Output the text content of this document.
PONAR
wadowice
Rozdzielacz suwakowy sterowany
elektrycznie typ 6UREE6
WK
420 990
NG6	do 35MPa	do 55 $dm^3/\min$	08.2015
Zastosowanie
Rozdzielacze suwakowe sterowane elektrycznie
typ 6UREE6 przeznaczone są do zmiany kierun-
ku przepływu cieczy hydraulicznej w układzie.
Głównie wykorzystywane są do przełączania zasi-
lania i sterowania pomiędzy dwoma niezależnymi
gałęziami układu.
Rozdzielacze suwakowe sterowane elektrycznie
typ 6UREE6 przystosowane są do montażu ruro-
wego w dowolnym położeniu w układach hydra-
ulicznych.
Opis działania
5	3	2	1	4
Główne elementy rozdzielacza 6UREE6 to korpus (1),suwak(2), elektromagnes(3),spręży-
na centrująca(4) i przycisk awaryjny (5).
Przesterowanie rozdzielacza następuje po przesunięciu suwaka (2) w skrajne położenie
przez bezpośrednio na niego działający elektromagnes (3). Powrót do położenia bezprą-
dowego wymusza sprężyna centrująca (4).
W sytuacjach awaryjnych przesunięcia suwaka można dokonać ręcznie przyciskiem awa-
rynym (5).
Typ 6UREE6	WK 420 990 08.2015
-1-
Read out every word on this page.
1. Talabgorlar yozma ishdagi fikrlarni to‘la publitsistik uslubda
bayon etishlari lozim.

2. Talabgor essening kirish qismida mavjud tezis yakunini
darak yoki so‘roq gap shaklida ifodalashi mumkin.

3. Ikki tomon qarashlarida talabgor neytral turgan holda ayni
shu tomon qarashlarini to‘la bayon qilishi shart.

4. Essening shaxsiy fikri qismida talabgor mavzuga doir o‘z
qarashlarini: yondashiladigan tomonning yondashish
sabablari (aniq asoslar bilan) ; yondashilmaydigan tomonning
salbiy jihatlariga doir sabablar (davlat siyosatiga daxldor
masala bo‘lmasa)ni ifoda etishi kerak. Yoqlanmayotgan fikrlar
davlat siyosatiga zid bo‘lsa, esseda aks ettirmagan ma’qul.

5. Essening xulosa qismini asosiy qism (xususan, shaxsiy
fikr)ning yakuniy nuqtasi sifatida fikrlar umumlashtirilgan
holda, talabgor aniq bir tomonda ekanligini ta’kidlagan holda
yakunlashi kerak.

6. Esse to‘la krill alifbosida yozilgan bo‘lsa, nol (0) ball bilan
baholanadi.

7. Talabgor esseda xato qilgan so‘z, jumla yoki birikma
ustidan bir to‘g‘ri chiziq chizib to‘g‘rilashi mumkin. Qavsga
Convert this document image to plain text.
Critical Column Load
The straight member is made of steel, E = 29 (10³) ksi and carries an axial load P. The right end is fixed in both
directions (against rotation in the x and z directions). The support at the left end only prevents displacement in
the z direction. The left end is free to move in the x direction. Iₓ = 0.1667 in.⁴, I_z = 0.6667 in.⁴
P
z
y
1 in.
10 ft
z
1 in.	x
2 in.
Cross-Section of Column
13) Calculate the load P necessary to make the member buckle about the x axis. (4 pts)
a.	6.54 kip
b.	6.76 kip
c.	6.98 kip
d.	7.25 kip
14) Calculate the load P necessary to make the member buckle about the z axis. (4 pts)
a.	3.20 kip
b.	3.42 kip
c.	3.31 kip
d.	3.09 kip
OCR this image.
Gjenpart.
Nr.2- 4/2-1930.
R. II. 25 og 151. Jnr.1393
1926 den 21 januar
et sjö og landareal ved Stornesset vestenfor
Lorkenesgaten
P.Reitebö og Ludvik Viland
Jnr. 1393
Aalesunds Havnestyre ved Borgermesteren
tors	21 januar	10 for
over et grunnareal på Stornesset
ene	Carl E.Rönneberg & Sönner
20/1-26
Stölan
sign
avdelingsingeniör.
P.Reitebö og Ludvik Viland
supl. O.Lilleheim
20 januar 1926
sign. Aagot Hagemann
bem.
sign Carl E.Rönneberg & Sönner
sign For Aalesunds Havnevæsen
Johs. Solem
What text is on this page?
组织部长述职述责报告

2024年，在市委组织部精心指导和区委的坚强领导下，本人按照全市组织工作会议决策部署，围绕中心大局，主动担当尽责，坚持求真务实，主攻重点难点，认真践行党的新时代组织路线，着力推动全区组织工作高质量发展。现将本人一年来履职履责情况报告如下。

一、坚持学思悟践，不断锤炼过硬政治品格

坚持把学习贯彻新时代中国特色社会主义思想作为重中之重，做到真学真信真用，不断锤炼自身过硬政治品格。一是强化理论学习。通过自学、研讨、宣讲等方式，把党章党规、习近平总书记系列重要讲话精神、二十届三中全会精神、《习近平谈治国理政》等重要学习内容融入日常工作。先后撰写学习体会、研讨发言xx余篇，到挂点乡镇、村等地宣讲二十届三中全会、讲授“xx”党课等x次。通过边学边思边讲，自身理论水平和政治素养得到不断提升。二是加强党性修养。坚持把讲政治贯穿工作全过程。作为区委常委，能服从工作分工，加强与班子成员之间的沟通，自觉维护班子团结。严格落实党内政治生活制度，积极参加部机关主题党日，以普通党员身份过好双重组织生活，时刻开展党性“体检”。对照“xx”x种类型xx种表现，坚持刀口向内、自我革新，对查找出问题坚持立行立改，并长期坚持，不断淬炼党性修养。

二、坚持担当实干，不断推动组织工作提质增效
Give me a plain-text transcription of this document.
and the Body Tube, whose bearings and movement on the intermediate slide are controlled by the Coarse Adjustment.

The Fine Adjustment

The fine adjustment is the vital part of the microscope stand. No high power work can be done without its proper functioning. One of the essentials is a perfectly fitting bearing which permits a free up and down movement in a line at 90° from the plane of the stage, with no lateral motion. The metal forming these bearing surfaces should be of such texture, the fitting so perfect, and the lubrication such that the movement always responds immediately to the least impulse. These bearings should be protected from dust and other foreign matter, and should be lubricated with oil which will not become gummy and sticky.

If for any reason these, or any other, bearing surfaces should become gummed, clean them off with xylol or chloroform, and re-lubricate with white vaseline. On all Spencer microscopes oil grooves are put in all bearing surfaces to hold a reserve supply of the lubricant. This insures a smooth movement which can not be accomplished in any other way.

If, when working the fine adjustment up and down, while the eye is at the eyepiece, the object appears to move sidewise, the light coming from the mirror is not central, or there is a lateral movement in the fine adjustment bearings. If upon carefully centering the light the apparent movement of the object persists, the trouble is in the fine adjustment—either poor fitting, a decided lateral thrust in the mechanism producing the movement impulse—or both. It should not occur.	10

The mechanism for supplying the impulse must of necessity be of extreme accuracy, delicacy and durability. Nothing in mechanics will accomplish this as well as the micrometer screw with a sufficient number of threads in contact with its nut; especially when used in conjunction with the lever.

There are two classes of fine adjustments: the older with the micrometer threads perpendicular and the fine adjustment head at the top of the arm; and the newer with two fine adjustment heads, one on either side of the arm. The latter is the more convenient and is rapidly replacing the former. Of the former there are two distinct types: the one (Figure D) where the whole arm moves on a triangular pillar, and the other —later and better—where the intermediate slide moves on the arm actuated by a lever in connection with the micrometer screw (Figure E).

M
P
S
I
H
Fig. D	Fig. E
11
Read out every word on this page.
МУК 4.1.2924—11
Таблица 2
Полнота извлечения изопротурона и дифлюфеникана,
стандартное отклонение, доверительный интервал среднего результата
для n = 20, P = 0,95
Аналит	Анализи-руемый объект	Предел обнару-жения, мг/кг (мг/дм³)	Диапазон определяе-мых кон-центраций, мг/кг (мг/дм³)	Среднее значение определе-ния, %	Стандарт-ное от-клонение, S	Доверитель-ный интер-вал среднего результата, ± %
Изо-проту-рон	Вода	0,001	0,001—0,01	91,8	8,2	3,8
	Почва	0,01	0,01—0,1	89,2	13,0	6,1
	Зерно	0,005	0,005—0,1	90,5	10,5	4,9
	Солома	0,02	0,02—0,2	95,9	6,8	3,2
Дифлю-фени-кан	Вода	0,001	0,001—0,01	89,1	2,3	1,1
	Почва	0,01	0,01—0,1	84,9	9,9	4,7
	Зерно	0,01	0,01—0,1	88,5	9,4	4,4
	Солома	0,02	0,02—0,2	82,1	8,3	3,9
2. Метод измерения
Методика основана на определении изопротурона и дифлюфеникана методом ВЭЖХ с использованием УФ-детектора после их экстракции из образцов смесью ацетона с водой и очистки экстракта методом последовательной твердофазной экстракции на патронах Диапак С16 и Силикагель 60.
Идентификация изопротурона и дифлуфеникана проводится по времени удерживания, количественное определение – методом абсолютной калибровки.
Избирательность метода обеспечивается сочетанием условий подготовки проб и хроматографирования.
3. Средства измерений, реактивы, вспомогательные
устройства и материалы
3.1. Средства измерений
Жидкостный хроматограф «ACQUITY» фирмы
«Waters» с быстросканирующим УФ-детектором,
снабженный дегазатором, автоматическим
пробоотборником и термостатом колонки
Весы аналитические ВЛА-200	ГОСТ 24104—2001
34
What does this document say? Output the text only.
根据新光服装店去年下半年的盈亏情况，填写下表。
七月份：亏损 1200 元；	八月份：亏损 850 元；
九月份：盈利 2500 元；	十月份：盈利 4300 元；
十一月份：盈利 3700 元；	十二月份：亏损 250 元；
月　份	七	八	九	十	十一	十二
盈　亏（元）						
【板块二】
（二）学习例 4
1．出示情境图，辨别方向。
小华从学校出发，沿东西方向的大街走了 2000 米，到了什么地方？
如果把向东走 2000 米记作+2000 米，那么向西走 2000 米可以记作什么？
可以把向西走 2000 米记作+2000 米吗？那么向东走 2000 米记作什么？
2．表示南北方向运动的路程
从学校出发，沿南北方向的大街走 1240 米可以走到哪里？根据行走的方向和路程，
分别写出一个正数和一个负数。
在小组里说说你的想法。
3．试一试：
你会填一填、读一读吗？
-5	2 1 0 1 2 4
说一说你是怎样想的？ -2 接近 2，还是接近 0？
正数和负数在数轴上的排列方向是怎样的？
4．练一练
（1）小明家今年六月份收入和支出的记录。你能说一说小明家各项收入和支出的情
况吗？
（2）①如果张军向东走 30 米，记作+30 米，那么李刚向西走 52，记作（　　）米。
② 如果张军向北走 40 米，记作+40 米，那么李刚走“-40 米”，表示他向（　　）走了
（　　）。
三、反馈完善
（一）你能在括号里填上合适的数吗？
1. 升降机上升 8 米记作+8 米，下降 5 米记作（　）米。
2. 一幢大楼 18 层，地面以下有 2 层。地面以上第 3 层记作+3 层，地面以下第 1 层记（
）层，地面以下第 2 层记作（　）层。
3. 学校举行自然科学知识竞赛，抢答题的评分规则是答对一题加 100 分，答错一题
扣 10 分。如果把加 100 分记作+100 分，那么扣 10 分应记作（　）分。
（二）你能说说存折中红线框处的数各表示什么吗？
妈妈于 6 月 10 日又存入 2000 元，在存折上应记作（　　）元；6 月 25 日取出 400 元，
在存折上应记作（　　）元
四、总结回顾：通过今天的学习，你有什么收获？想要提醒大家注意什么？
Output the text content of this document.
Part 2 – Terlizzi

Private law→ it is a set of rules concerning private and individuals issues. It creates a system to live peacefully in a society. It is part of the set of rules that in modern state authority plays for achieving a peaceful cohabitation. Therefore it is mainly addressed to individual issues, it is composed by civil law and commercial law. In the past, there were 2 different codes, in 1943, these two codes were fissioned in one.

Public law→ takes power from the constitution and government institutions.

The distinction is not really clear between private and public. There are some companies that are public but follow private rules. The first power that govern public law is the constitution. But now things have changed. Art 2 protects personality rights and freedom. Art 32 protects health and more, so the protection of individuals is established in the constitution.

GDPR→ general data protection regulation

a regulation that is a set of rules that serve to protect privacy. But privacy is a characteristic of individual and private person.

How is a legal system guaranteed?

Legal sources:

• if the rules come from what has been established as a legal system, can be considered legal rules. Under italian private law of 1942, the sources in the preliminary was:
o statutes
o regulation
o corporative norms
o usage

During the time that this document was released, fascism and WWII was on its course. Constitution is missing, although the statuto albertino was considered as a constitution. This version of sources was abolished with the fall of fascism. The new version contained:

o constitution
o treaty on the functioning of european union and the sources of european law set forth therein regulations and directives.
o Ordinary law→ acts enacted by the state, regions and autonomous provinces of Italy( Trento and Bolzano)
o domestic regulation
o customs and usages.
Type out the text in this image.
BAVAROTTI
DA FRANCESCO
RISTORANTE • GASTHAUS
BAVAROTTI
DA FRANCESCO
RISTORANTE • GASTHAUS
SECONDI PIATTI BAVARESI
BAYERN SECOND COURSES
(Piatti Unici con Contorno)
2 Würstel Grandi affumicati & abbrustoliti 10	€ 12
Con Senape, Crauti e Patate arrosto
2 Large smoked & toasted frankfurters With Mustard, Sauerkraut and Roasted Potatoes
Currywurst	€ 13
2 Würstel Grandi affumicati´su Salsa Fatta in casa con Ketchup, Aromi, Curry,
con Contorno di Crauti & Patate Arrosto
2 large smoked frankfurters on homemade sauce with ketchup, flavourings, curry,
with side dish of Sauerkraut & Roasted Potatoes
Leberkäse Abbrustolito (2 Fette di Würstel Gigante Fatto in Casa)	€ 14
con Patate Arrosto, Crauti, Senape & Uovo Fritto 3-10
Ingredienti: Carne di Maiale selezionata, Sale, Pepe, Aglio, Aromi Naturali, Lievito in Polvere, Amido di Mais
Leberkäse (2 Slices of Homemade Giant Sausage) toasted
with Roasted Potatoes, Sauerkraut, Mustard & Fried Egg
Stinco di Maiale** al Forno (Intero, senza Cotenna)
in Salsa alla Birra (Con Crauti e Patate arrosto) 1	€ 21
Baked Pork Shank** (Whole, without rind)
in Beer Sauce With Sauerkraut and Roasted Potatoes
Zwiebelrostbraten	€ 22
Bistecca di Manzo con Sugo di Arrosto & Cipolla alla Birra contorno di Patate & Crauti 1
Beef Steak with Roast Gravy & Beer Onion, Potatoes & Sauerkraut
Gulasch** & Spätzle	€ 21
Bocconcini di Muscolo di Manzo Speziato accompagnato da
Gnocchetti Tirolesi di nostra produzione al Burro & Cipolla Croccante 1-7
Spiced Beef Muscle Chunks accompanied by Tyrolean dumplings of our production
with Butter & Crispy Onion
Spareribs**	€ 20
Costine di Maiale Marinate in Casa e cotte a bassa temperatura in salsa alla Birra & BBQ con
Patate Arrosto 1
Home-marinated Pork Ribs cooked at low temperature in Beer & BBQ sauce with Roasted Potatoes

### TASK STATEMENT
Search the entries for "only" and copy out each line that has it.

### FINAL RESULT
directions (against rotation in the x and z directions). The support at the left end only prevents displacement in
What does this document say? Output the text only.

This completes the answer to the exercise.